- **Your instructions**
Please copy each line below that contains the string "June".
== Extracted material
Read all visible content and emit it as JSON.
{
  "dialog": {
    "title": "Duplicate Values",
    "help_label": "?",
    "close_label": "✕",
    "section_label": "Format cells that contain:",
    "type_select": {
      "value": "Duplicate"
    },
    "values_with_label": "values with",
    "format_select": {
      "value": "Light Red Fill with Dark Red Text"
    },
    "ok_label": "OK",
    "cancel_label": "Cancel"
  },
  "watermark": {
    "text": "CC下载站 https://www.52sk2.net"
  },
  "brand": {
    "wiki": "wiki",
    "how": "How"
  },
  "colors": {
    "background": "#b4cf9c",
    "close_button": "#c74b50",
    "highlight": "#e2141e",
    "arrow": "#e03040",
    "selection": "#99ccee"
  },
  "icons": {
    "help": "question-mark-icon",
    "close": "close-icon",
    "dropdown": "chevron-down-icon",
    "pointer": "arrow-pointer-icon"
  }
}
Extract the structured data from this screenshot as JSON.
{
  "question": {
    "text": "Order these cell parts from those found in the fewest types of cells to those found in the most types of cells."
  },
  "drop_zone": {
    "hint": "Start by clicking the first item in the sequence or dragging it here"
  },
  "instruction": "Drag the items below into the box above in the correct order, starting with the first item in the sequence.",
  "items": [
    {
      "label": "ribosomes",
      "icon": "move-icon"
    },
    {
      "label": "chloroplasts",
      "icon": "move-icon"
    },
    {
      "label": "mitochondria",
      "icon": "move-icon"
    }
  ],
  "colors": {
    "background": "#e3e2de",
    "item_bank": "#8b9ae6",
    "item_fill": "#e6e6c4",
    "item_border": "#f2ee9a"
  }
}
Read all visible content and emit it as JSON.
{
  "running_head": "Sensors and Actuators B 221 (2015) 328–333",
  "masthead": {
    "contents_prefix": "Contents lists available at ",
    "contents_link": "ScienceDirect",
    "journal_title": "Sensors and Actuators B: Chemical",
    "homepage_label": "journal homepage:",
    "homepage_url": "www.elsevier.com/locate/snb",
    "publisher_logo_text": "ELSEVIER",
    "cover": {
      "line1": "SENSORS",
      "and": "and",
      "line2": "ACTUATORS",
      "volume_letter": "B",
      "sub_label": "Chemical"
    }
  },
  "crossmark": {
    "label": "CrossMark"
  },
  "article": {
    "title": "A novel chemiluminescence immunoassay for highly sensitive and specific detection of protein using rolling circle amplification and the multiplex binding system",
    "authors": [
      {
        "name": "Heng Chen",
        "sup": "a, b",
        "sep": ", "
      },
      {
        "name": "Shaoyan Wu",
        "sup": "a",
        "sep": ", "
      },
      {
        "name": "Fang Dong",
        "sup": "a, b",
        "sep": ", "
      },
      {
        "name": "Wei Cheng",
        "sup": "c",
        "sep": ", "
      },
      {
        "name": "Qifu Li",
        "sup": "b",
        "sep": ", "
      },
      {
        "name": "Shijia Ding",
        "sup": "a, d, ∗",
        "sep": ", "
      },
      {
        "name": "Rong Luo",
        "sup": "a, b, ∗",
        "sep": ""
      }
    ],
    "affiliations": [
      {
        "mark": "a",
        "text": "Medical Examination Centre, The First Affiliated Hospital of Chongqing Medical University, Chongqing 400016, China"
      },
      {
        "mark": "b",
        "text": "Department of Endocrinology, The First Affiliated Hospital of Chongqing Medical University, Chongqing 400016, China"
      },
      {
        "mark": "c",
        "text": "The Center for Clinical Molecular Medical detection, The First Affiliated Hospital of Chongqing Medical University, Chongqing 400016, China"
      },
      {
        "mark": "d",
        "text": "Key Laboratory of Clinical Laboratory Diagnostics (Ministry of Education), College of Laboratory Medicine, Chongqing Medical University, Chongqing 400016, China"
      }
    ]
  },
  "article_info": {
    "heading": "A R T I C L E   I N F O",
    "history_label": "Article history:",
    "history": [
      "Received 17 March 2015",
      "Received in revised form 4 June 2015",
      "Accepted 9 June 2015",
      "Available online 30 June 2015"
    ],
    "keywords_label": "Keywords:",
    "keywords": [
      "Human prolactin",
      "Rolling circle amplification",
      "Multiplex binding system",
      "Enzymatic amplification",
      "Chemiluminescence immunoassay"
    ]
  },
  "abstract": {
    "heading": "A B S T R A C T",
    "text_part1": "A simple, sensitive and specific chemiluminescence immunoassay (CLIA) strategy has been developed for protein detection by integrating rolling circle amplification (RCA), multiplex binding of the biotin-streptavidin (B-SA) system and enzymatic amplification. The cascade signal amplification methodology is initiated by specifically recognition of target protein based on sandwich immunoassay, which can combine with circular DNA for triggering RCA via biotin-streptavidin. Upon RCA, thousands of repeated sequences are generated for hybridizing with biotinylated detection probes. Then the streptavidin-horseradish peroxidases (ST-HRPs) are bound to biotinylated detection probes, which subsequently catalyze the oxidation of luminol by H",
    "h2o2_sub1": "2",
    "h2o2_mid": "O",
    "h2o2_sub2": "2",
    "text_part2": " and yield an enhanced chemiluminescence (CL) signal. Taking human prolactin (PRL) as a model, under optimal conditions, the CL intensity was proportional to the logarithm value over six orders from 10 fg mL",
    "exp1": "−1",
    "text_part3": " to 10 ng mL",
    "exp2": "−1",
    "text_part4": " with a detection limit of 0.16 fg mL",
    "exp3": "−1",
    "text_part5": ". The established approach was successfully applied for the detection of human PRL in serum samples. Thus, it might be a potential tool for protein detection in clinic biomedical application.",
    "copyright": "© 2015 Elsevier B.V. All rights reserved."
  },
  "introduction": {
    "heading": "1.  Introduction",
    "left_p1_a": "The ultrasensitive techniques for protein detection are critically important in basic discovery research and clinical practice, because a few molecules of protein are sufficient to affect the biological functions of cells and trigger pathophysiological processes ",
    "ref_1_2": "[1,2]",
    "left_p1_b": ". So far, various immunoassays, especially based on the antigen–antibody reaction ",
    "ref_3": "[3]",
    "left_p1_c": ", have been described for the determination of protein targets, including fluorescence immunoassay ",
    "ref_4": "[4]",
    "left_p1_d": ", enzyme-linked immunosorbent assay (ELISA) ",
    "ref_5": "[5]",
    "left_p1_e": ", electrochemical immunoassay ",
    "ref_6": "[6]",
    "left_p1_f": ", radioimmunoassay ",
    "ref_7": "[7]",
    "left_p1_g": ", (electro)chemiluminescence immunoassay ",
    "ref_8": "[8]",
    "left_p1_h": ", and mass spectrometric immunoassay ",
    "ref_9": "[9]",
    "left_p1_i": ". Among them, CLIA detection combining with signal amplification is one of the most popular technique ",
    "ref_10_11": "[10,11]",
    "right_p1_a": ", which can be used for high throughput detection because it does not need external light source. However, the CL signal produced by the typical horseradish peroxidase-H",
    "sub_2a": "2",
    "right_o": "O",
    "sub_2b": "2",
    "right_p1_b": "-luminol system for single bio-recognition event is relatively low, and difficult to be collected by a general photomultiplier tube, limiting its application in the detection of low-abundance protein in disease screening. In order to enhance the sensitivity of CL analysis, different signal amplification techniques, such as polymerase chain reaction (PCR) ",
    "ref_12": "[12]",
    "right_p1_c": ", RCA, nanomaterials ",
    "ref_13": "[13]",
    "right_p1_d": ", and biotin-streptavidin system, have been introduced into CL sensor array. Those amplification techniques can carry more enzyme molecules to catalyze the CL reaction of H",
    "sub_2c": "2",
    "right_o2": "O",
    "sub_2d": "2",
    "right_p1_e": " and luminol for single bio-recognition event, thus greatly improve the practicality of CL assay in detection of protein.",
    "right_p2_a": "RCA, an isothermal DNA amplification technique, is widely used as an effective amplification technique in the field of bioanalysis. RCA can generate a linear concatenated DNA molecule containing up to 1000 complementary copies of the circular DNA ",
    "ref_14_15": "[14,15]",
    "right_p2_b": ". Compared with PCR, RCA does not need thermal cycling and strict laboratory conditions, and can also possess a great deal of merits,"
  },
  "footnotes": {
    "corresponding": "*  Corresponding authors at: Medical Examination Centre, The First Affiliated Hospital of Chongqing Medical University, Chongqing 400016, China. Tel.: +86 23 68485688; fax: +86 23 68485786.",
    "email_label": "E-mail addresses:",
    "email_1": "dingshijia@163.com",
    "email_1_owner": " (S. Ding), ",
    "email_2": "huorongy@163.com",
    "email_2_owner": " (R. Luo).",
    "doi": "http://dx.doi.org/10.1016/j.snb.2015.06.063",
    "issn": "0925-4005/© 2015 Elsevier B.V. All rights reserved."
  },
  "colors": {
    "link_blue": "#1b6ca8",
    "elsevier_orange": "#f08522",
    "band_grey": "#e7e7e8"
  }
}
====
- **Exercise answer**
      "Received in revised form 4 June 2015",
      "Accepted 9 June 2015",
      "Available online 30 June 2015"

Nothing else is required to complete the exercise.